TEXTO PROPORCIONADO:
31 de enero de 2026

España y Francia respaldaron la inclusión de la Guardia Revolucionaria Iraní en la lista de grupos terroristas

La decisión se produjo tras meses de debate y tras una fuerte represión a las protestas en Irán, que movilizó a varios países a reconsiderar su postura.

Francia y España respaldaron la designación del Cuerpo de la Guardia Revolucionaria Islámica (CGRI) de Irán como organización terrorista, lo que representó un avance significativo en la política europea, ya que la Unión Europea no había implementado esta medida anteriormente.

Los cambios de postura se produjeron justo antes de la reunión de ministros de Asuntos Exteriores en Bruselas. El Elíseo comunicó que Francia apoyó la inclusión del CGRI en la lista europea de organizaciones terroristas, mientras que fuentes del Ministerio de Asuntos Exteriores de España confirmaron que Madrid también votó a favor.

El ministro de Exteriores de España, Albares, expresó que España exigió respeto por la libertad de expresión y de manifestación pacífica en Irán, y que se sumó a cualquier sanción contra el régimen iraní, incluyendo las dirigidas al CGRI. La organización fue señalada por su implicación en la represión de protestas, el suministro de armas a Rusia, ataques a Israel y su relación con grupos armados en Yemen y Líbano.

ENUNCIADO DE TAREA:
Continúa la noticia sobre el respaldo de España y Francia a incluir la Guardia Revolucionaria iraní en la lista de grupos terroristas, a partir de su última oración.

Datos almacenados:
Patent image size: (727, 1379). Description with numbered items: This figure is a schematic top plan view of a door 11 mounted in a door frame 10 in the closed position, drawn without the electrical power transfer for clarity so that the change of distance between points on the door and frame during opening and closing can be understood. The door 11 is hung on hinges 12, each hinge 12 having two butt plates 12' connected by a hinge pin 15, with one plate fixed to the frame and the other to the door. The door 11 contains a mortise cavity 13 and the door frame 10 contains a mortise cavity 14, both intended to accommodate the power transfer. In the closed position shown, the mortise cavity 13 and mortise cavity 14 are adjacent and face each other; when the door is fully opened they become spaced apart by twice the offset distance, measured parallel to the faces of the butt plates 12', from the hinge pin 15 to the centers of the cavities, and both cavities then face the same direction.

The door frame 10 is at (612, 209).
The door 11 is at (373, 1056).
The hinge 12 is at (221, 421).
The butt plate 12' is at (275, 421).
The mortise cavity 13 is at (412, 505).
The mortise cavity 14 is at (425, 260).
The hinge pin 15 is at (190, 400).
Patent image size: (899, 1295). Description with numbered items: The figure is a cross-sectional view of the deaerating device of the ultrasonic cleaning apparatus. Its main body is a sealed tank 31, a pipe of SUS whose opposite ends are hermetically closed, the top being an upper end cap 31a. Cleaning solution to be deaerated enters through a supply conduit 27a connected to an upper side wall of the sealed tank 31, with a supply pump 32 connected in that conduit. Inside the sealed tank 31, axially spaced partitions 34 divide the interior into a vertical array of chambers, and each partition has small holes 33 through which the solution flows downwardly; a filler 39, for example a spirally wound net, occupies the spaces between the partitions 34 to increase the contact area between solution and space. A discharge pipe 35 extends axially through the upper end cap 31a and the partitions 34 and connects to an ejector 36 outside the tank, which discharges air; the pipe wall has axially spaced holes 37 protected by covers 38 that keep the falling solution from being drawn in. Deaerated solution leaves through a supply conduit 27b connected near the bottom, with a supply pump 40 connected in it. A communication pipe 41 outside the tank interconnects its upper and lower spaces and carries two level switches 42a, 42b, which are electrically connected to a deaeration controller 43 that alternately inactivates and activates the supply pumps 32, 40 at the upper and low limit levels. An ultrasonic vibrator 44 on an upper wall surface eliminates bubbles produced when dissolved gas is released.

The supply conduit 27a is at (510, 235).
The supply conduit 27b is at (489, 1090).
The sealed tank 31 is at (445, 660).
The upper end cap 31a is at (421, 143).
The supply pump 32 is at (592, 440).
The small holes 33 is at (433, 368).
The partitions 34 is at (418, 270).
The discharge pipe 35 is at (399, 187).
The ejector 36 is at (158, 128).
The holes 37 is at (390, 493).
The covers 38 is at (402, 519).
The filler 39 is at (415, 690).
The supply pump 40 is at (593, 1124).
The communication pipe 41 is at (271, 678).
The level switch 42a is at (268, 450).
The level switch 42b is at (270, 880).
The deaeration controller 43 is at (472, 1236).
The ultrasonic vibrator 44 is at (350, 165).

RESPUESTA DE TAREA:
Por su parte, Estados Unidos, Canadá y Australia ya clasificaron al CGRI como organización terrorista, y Alemania junto con los Países Bajos instaron a la Unión Europea a seguir ese ejemplo. Italia también cambió de postura tras recibir información sobre la magnitud de la represión en Irán, evidenciada por la muerte de al menos 5.777 manifestantes, según la Agencia de Noticias de Activistas por los Derechos Humanos.

Un diplomático anónimo señaló que la brutalidad en Irán llevó a los ministros y capitales a reconsiderar sus posiciones, enviando un mensaje claro al gobierno iraní y apoyando a la diáspora iraní que solicitó esta medida durante mucho tiempo.

La inclusión del CGRI en la lista de organizaciones terroristas implicó la congelación de activos, la prohibición de financiamiento y viajes para sus miembros, consolidando así la postura de rechazo a una organización que funcionó como una extensión del Estado bajo el control de Alí Jamenei.